- Aim
Write out the listing in full, matching it word for word.

(Data records)
.....

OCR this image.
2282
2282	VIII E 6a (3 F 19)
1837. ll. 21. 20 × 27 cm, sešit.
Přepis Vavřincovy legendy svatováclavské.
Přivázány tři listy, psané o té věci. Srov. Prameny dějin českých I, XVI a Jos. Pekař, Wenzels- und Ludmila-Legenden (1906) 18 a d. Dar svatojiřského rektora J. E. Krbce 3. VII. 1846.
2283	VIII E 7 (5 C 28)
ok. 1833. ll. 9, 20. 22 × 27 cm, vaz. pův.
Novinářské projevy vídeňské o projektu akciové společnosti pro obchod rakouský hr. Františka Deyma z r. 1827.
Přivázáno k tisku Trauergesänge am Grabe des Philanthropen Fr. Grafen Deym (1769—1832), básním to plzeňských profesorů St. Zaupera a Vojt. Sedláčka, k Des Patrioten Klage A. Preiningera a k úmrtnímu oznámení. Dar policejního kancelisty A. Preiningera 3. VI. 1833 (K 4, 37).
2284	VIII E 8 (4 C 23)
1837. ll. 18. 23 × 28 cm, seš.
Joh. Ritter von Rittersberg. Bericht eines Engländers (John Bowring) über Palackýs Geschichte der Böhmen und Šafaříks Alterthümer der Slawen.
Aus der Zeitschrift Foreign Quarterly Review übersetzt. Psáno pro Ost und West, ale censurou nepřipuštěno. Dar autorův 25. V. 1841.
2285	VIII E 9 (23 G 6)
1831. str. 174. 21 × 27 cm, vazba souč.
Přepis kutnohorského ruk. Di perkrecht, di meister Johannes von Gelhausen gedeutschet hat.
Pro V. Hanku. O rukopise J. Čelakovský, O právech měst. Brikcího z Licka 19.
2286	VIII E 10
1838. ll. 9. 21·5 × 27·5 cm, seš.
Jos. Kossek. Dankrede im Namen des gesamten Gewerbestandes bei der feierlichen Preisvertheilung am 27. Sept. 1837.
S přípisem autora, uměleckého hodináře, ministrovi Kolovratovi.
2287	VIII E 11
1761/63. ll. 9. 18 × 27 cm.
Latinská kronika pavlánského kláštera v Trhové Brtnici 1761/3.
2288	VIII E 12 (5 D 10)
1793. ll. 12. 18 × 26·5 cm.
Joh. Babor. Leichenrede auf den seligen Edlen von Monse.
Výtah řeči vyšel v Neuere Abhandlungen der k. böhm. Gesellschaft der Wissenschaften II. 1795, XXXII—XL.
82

.....

- Answer to this exercise
OCR this image.
2282
2282	VIII E 6a (3 F 19)
1837. ll. 21. 20 × 27 cm, sešit.
Přepis Vavřincovy legendy svatováclavské.
Přivázány tři listy, psané o té věci. Srov. Prameny dějin českých I, XVI a Jos. Pekař, Wenzels- und Ludmila-Legenden (1906) 18 a d. Dar svatojiřského rektora J. E. Krbce 3. VII. 1846.
2283	VIII E 7 (5 C 28)
ok. 1833. ll. 9, 20. 22 × 27 cm, vaz. pův.
Novinářské projevy vídeňské o projektu akciové společnosti pro obchod rakouský hr. Františka Deyma z r. 1827.
Přivázáno k tisku Trauergesänge am Grabe des Philanthropen Fr. Grafen Deym (1769—1832), básním to plzeňských profesorů St. Zaupera a Vojt. Sedláčka, k Des Patrioten Klage A. Preiningera a k úmrtnímu oznámení. Dar policejního kancelisty A. Preiningera 3. VI. 1833 (K 4, 37).
2284	VIII E 8 (4 C 23)
1837. ll. 18. 23 × 28 cm, seš.
Joh. Ritter von Rittersberg. Bericht eines Engländers (John Bowring) über Palackýs Geschichte der Böhmen und Šafaříks Alterthümer der Slawen.
Aus der Zeitschrift Foreign Quarterly Review übersetzt. Psáno pro Ost und West, ale censurou nepřipuštěno. Dar autorův 25. V. 1841.
2285	VIII E 9 (23 G 6)
1831. str. 174. 21 × 27 cm, vazba souč.
Přepis kutnohorského ruk. Di perkrecht, di meister Johannes von Gelhausen gedeutschet hat.
Pro V. Hanku. O rukopise J. Čelakovský, O právech měst. Brikcího z Licka 19.
2286	VIII E 10
1838. ll. 9. 21·5 × 27·5 cm, seš.
Jos. Kossek. Dankrede im Namen des gesamten Gewerbestandes bei der feierlichen Preisvertheilung am 27. Sept. 1837.
S přípisem autora, uměleckého hodináře, ministrovi Kolovratovi.
2287	VIII E 11
1761/63. ll. 9. 18 × 27 cm.
Latinská kronika pavlánského kláštera v Trhové Brtnici 1761/3.
2288	VIII E 12 (5 D 10)
1793. ll. 12. 18 × 26·5 cm.
Joh. Babor. Leichenrede auf den seligen Edlen von Monse.
Výtah řeči vyšel v Neuere Abhandlungen der k. böhm. Gesellschaft der Wissenschaften II. 1795, XXXII—XL.
82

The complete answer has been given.